# [EXERCISE DETAILS]
Give the data again, word for word.

[Excerpts from a figure dataset]
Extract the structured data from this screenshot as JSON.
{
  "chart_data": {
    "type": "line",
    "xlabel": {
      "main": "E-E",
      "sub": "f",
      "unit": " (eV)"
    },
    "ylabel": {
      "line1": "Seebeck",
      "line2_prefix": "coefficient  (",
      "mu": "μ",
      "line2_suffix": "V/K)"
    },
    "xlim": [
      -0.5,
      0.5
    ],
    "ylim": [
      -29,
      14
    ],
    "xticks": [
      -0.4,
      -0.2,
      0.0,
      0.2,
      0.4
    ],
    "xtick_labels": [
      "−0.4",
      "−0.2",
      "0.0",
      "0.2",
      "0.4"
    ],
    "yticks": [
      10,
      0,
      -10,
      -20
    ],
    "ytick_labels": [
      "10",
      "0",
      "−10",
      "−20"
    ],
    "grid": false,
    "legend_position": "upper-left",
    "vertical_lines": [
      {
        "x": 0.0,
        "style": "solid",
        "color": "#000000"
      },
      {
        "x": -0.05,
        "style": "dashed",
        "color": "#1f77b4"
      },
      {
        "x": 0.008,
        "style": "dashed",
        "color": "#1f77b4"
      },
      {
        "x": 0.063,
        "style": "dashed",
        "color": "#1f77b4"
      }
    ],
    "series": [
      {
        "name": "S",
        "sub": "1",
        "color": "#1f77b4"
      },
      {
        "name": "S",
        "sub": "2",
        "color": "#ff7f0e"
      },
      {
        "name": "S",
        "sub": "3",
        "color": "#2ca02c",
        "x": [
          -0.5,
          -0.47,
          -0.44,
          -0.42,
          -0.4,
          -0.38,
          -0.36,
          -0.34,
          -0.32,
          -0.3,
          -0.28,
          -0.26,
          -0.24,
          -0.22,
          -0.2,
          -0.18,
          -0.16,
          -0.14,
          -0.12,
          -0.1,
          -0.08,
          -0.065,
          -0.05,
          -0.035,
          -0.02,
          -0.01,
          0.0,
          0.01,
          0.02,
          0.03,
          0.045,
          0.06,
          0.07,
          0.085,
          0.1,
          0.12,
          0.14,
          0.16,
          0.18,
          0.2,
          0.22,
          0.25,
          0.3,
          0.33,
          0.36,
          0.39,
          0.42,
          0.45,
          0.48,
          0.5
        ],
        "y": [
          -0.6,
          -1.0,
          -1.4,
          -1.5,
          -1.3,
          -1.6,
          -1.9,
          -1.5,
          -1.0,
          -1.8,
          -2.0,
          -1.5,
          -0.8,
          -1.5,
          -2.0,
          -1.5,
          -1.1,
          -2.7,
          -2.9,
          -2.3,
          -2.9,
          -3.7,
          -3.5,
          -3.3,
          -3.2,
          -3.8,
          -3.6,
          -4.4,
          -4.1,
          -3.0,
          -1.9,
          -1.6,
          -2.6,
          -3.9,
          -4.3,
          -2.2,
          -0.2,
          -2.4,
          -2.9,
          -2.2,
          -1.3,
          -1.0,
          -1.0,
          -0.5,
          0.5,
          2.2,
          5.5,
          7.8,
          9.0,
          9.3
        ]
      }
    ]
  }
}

# [OUTPUT]
Extract the structured data from this screenshot as JSON.
{
  "chart_data": {
    "type": "line",
    "xlabel": {
      "main": "E-E",
      "sub": "f",
      "unit": " (eV)"
    },
    "ylabel": {
      "line1": "Seebeck",
      "line2_prefix": "coefficient  (",
      "mu": "μ",
      "line2_suffix": "V/K)"
    },
    "xlim": [
      -0.5,
      0.5
    ],
    "ylim": [
      -29,
      14
    ],
    "xticks": [
      -0.4,
      -0.2,
      0.0,
      0.2,
      0.4
    ],
    "xtick_labels": [
      "−0.4",
      "−0.2",
      "0.0",
      "0.2",
      "0.4"
    ],
    "yticks": [
      10,
      0,
      -10,
      -20
    ],
    "ytick_labels": [
      "10",
      "0",
      "−10",
      "−20"
    ],
    "grid": false,
    "legend_position": "upper-left",
    "vertical_lines": [
      {
        "x": 0.0,
        "style": "solid",
        "color": "#000000"
      },
      {
        "x": -0.05,
        "style": "dashed",
        "color": "#1f77b4"
      },
      {
        "x": 0.008,
        "style": "dashed",
        "color": "#1f77b4"
      },
      {
        "x": 0.063,
        "style": "dashed",
        "color": "#1f77b4"
      }
    ],
    "series": [
      {
        "name": "S",
        "sub": "1",
        "color": "#1f77b4"
      },
      {
        "name": "S",
        "sub": "2",
        "color": "#ff7f0e"
      },
      {
        "name": "S",
        "sub": "3",
        "color": "#2ca02c",
        "x": [
          -0.5,
          -0.47,
          -0.44,
          -0.42,
          -0.4,
          -0.38,
          -0.36,
          -0.34,
          -0.32,
          -0.3,
          -0.28,
          -0.26,
          -0.24,
          -0.22,
          -0.2,
          -0.18,
          -0.16,
          -0.14,
          -0.12,
          -0.1,
          -0.08,
          -0.065,
          -0.05,
          -0.035,
          -0.02,
          -0.01,
          0.0,
          0.01,
          0.02,
          0.03,
          0.045,
          0.06,
          0.07,
          0.085,
          0.1,
          0.12,
          0.14,
          0.16,
          0.18,
          0.2,
          0.22,
          0.25,
          0.3,
          0.33,
          0.36,
          0.39,
          0.42,
          0.45,
          0.48,
          0.5
        ],
        "y": [
          -0.6,
          -1.0,
          -1.4,
          -1.5,
          -1.3,
          -1.6,
          -1.9,
          -1.5,
          -1.0,
          -1.8,
          -2.0,
          -1.5,
          -0.8,
          -1.5,
          -2.0,
          -1.5,
          -1.1,
          -2.7,
          -2.9,
          -2.3,
          -2.9,
          -3.7,
          -3.5,
          -3.3,
          -3.2,
          -3.8,
          -3.6,
          -4.4,
          -4.1,
          -3.0,
          -1.9,
          -1.6,
          -2.6,
          -3.9,
          -4.3,
          -2.2,
          -0.2,
          -2.4,
          -2.9,
          -2.2,
          -1.3,
          -1.0,
          -1.0,
          -0.5,
          0.5,
          2.2,
          5.5,
          7.8,
          9.0,
          9.3
        ]
      }
    ]
  }
}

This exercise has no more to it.